Objective: Go through the listing and set it down exactly, leaving out its pictures.

Material provided:
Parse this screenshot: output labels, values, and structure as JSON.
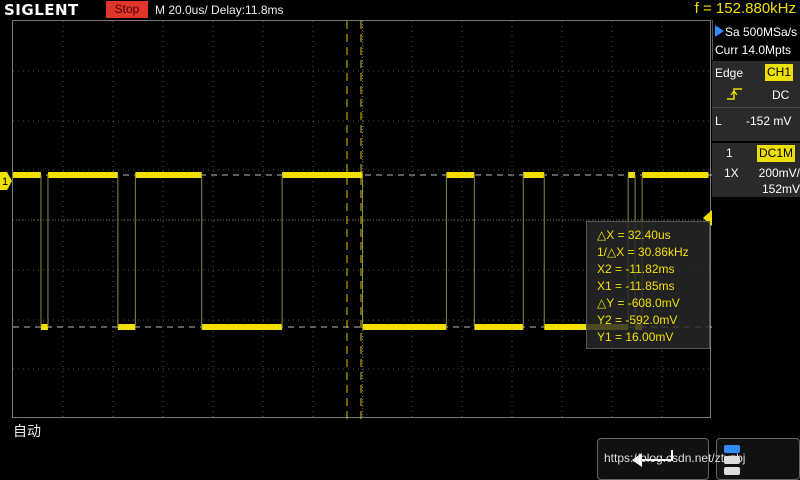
{
  "header": {
    "brand": "SIGLENT",
    "run_state": "Stop",
    "timebase": "M 20.0us/  Delay:11.8ms",
    "frequency": "f = 152.880kHz"
  },
  "side_panel": {
    "sample_rate": "Sa 500MSa/s",
    "memory_depth": "Curr 14.0Mpts",
    "trigger_type": "Edge",
    "trigger_source": "CH1",
    "trigger_coupling": "DC",
    "trigger_level_label": "L",
    "trigger_level": "-152 mV",
    "channel_number": "1",
    "channel_coupling": "DC1M",
    "probe": "1X",
    "volts_div": "200mV/",
    "offset": "152mV"
  },
  "cursors": {
    "delta_x": "△X = 32.40us",
    "inv_delta_x": "1/△X = 30.86kHz",
    "x2": "X2 = -11.82ms",
    "x1": "X1 = -11.85ms",
    "delta_y": "△Y = -608.0mV",
    "y2": "Y2 = -592.0mV",
    "y1": "Y1 = 16.00mV"
  },
  "ch1_marker": "1",
  "trigger_mode": "自动",
  "watermark": "https://blog.csdn.net/ztvzbj",
  "colors": {
    "trace": "#f0e000",
    "stop_badge": "#e0352b",
    "grid": "#555555",
    "cursor_line": "#e0c000"
  },
  "waveform": {
    "high_segments": [
      [
        0.0,
        0.04
      ],
      [
        0.05,
        0.15
      ],
      [
        0.175,
        0.27
      ],
      [
        0.385,
        0.5
      ],
      [
        0.62,
        0.66
      ],
      [
        0.73,
        0.76
      ],
      [
        0.88,
        0.89
      ],
      [
        0.9,
        0.995
      ]
    ],
    "low_segments": [
      [
        0.04,
        0.05
      ],
      [
        0.15,
        0.175
      ],
      [
        0.27,
        0.385
      ],
      [
        0.5,
        0.62
      ],
      [
        0.66,
        0.73
      ],
      [
        0.76,
        0.88
      ],
      [
        0.89,
        0.9
      ]
    ]
  }
}
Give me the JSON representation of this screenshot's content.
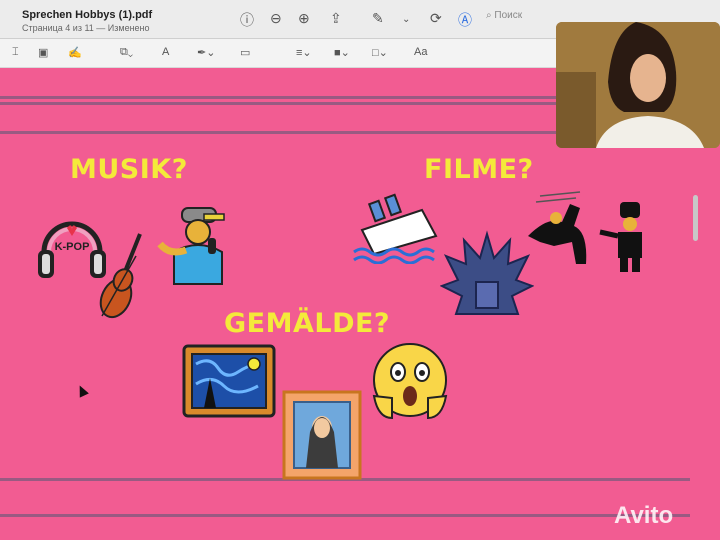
{
  "window": {
    "title": "Sprechen Hobbys  (1).pdf",
    "subtitle": "Страница 4 из 11 — Изменено",
    "search_placeholder": "Поиск"
  },
  "toolbar": {
    "icons": [
      "info-icon",
      "zoom-out-icon",
      "zoom-in-icon",
      "share-icon",
      "markup-pen-icon",
      "rotate-icon",
      "highlight-icon",
      "search-icon"
    ]
  },
  "markup_bar": {
    "icons": [
      "text-selection-icon",
      "rectangle-selection-icon",
      "sketch-icon",
      "shapes-icon",
      "text-box-icon",
      "sign-icon",
      "note-icon",
      "line-style-icon",
      "border-color-icon",
      "fill-color-icon"
    ],
    "font_label": "Aa"
  },
  "slide": {
    "heading_music": "MUSIK?",
    "heading_films": "FILME?",
    "heading_paintings": "GEMÄLDE?",
    "kpop_label": "K-POP"
  },
  "watermark": "Avito",
  "colors": {
    "background": "#f25c92",
    "heading": "#f4ea3a"
  }
}
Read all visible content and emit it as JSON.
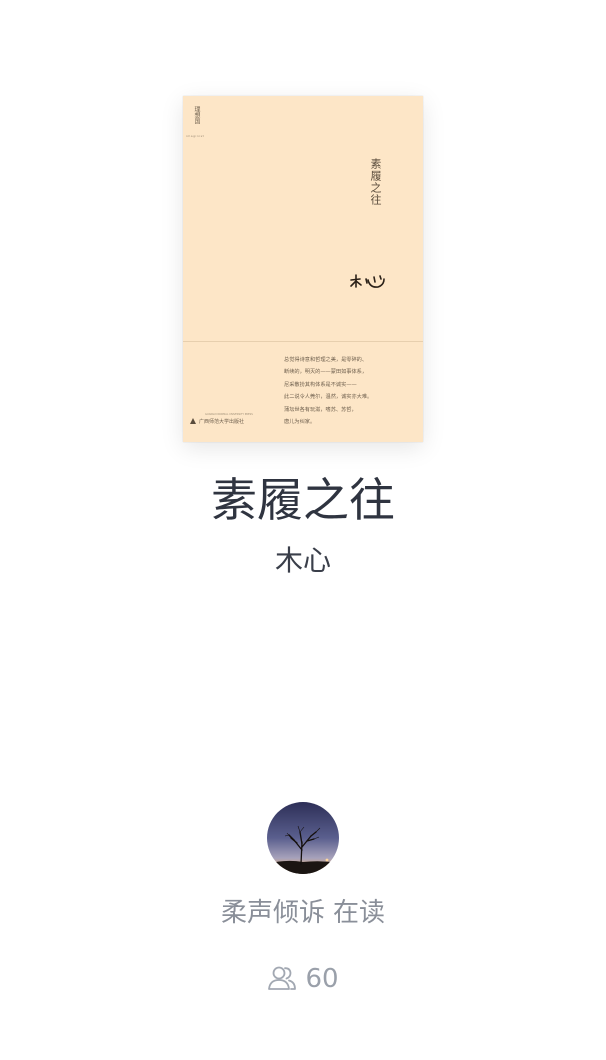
{
  "book": {
    "title": "素履之往",
    "author": "木心",
    "cover": {
      "publisher_mark": "理想国",
      "publisher_mark_sub": "imaginist",
      "vertical_title": "素履之往",
      "signature": "木心",
      "blurb": "总觉得诗意和哲理之美，是零碎的、\n断续的，明灭的——蒙田如事体系，\n尼采散扮其构体系是不诚实——\n此二说令人莞尔，温然，诚实亦大难。\n蒲坛世各有玩滋，嗜苏、苏哲，\n唐儿为纠家。",
      "press_name": "广西师范大学出版社",
      "press_tiny": "GUANGXI NORMAL UNIVERSITY PRESS",
      "background_color": "#fde6c7"
    }
  },
  "reader": {
    "avatar_icon": "avatar-twilight-tree",
    "name": "柔声倾诉",
    "status": "在读"
  },
  "stats": {
    "people_icon": "people-icon",
    "count": "60"
  }
}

Solution to this problem:
Parse this screenshot: output labels, values, and structure as JSON.
{
  "header": {
    "brand": "SIGLENT",
    "run_state": "Stop",
    "timebase": "M 20.0us/  Delay:11.8ms",
    "frequency": "f = 152.880kHz"
  },
  "side_panel": {
    "sample_rate": "Sa 500MSa/s",
    "memory_depth": "Curr 14.0Mpts",
    "trigger_type": "Edge",
    "trigger_source": "CH1",
    "trigger_coupling": "DC",
    "trigger_level_label": "L",
    "trigger_level": "-152 mV",
    "channel_number": "1",
    "channel_coupling": "DC1M",
    "probe": "1X",
    "volts_div": "200mV/",
    "offset": "152mV"
  },
  "cursors": {
    "delta_x": "△X = 32.40us",
    "inv_delta_x": "1/△X = 30.86kHz",
    "x2": "X2 = -11.82ms",
    "x1": "X1 = -11.85ms",
    "delta_y": "△Y = -608.0mV",
    "y2": "Y2 = -592.0mV",
    "y1": "Y1 = 16.00mV"
  },
  "ch1_marker": "1",
  "trigger_mode": "自动",
  "watermark": "https://blog.csdn.net/ztvzbj",
  "colors": {
    "trace": "#f0e000",
    "stop_badge": "#e0352b",
    "grid": "#555555",
    "cursor_line": "#e0c000"
  },
  "waveform": {
    "high_segments": [
      [
        0.0,
        0.04
      ],
      [
        0.05,
        0.15
      ],
      [
        0.175,
        0.27
      ],
      [
        0.385,
        0.5
      ],
      [
        0.62,
        0.66
      ],
      [
        0.73,
        0.76
      ],
      [
        0.88,
        0.89
      ],
      [
        0.9,
        0.995
      ]
    ],
    "low_segments": [
      [
        0.04,
        0.05
      ],
      [
        0.15,
        0.175
      ],
      [
        0.27,
        0.385
      ],
      [
        0.5,
        0.62
      ],
      [
        0.66,
        0.73
      ],
      [
        0.76,
        0.88
      ],
      [
        0.89,
        0.9
      ]
    ]
  }
}
Give me the JSON representation of this screenshot's content.
{
  "window": {
    "title": "Sprechen Hobbys  (1).pdf",
    "subtitle": "Страница 4 из 11 — Изменено",
    "search_placeholder": "Поиск"
  },
  "toolbar": {
    "icons": [
      "info-icon",
      "zoom-out-icon",
      "zoom-in-icon",
      "share-icon",
      "markup-pen-icon",
      "rotate-icon",
      "highlight-icon",
      "search-icon"
    ]
  },
  "markup_bar": {
    "icons": [
      "text-selection-icon",
      "rectangle-selection-icon",
      "sketch-icon",
      "shapes-icon",
      "text-box-icon",
      "sign-icon",
      "note-icon",
      "line-style-icon",
      "border-color-icon",
      "fill-color-icon"
    ],
    "font_label": "Aa"
  },
  "slide": {
    "heading_music": "MUSIK?",
    "heading_films": "FILME?",
    "heading_paintings": "GEMÄLDE?",
    "kpop_label": "K-POP"
  },
  "watermark": "Avito",
  "colors": {
    "background": "#f25c92",
    "heading": "#f4ea3a"
  }
}
Read all visible content and emit it as JSON.
{
  "book": {
    "title": "素履之往",
    "author": "木心",
    "cover": {
      "publisher_mark": "理想国",
      "publisher_mark_sub": "imaginist",
      "vertical_title": "素履之往",
      "signature": "木心",
      "blurb": "总觉得诗意和哲理之美，是零碎的、\n断续的，明灭的——蒙田如事体系，\n尼采散扮其构体系是不诚实——\n此二说令人莞尔，温然，诚实亦大难。\n蒲坛世各有玩滋，嗜苏、苏哲，\n唐儿为纠家。",
      "press_name": "广西师范大学出版社",
      "press_tiny": "GUANGXI NORMAL UNIVERSITY PRESS",
      "background_color": "#fde6c7"
    }
  },
  "reader": {
    "avatar_icon": "avatar-twilight-tree",
    "name": "柔声倾诉",
    "status": "在读"
  },
  "stats": {
    "people_icon": "people-icon",
    "count": "60"
  }
}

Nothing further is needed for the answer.